Material to process:
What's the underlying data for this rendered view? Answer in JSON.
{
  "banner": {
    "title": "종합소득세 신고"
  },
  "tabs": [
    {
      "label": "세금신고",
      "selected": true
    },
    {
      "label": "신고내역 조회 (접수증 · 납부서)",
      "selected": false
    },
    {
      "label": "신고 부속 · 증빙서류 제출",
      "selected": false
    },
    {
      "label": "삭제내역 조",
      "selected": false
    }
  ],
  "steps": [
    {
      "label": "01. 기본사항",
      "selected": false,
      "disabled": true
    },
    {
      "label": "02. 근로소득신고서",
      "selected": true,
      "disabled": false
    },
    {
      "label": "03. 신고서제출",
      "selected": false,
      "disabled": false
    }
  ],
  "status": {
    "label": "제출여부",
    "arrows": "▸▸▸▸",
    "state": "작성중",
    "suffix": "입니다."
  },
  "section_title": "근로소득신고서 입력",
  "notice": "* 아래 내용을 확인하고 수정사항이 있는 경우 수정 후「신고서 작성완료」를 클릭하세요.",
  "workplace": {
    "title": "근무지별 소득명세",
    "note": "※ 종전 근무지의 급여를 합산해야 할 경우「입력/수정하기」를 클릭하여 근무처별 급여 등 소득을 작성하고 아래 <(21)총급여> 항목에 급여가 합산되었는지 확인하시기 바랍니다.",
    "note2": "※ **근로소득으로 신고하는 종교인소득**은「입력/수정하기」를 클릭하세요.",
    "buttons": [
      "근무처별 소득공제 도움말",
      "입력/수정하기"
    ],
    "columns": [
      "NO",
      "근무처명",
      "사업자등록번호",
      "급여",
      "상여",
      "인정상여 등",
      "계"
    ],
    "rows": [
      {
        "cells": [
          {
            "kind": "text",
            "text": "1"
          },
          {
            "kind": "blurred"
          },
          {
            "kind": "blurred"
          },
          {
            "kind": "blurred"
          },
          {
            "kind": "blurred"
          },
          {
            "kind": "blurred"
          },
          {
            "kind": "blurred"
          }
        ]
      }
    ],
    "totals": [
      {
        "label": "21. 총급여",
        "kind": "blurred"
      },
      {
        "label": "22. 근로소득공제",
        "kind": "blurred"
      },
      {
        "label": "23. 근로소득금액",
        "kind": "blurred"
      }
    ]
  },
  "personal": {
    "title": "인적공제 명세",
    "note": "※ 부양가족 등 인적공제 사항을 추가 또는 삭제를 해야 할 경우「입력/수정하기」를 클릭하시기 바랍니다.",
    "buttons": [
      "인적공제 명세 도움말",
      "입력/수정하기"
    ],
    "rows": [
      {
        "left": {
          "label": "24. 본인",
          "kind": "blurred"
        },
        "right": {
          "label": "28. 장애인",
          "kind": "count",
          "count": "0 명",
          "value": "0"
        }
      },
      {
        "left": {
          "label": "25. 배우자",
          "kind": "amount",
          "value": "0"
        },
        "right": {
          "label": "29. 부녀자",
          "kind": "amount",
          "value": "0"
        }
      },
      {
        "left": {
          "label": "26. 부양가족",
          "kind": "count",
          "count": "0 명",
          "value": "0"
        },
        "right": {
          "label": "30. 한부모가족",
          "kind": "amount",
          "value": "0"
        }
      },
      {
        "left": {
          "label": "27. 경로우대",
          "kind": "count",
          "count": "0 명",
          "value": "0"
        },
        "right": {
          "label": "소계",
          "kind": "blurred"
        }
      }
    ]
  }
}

Given request:
Write out the data exactly as it stands.

Response to this exercise:
What's the underlying data for this rendered view? Answer in JSON.
{
  "banner": {
    "title": "종합소득세 신고"
  },
  "tabs": [
    {
      "label": "세금신고",
      "selected": true
    },
    {
      "label": "신고내역 조회 (접수증 · 납부서)",
      "selected": false
    },
    {
      "label": "신고 부속 · 증빙서류 제출",
      "selected": false
    },
    {
      "label": "삭제내역 조",
      "selected": false
    }
  ],
  "steps": [
    {
      "label": "01. 기본사항",
      "selected": false,
      "disabled": true
    },
    {
      "label": "02. 근로소득신고서",
      "selected": true,
      "disabled": false
    },
    {
      "label": "03. 신고서제출",
      "selected": false,
      "disabled": false
    }
  ],
  "status": {
    "label": "제출여부",
    "arrows": "▸▸▸▸",
    "state": "작성중",
    "suffix": "입니다."
  },
  "section_title": "근로소득신고서 입력",
  "notice": "* 아래 내용을 확인하고 수정사항이 있는 경우 수정 후「신고서 작성완료」를 클릭하세요.",
  "workplace": {
    "title": "근무지별 소득명세",
    "note": "※ 종전 근무지의 급여를 합산해야 할 경우「입력/수정하기」를 클릭하여 근무처별 급여 등 소득을 작성하고 아래 <(21)총급여> 항목에 급여가 합산되었는지 확인하시기 바랍니다.",
    "note2": "※ **근로소득으로 신고하는 종교인소득**은「입력/수정하기」를 클릭하세요.",
    "buttons": [
      "근무처별 소득공제 도움말",
      "입력/수정하기"
    ],
    "columns": [
      "NO",
      "근무처명",
      "사업자등록번호",
      "급여",
      "상여",
      "인정상여 등",
      "계"
    ],
    "rows": [
      {
        "cells": [
          {
            "kind": "text",
            "text": "1"
          },
          {
            "kind": "blurred"
          },
          {
            "kind": "blurred"
          },
          {
            "kind": "blurred"
          },
          {
            "kind": "blurred"
          },
          {
            "kind": "blurred"
          },
          {
            "kind": "blurred"
          }
        ]
      }
    ],
    "totals": [
      {
        "label": "21. 총급여",
        "kind": "blurred"
      },
      {
        "label": "22. 근로소득공제",
        "kind": "blurred"
      },
      {
        "label": "23. 근로소득금액",
        "kind": "blurred"
      }
    ]
  },
  "personal": {
    "title": "인적공제 명세",
    "note": "※ 부양가족 등 인적공제 사항을 추가 또는 삭제를 해야 할 경우「입력/수정하기」를 클릭하시기 바랍니다.",
    "buttons": [
      "인적공제 명세 도움말",
      "입력/수정하기"
    ],
    "rows": [
      {
        "left": {
          "label": "24. 본인",
          "kind": "blurred"
        },
        "right": {
          "label": "28. 장애인",
          "kind": "count",
          "count": "0 명",
          "value": "0"
        }
      },
      {
        "left": {
          "label": "25. 배우자",
          "kind": "amount",
          "value": "0"
        },
        "right": {
          "label": "29. 부녀자",
          "kind": "amount",
          "value": "0"
        }
      },
      {
        "left": {
          "label": "26. 부양가족",
          "kind": "count",
          "count": "0 명",
          "value": "0"
        },
        "right": {
          "label": "30. 한부모가족",
          "kind": "amount",
          "value": "0"
        }
      },
      {
        "left": {
          "label": "27. 경로우대",
          "kind": "count",
          "count": "0 명",
          "value": "0"
        },
        "right": {
          "label": "소계",
          "kind": "blurred"
        }
      }
    ]
  }
}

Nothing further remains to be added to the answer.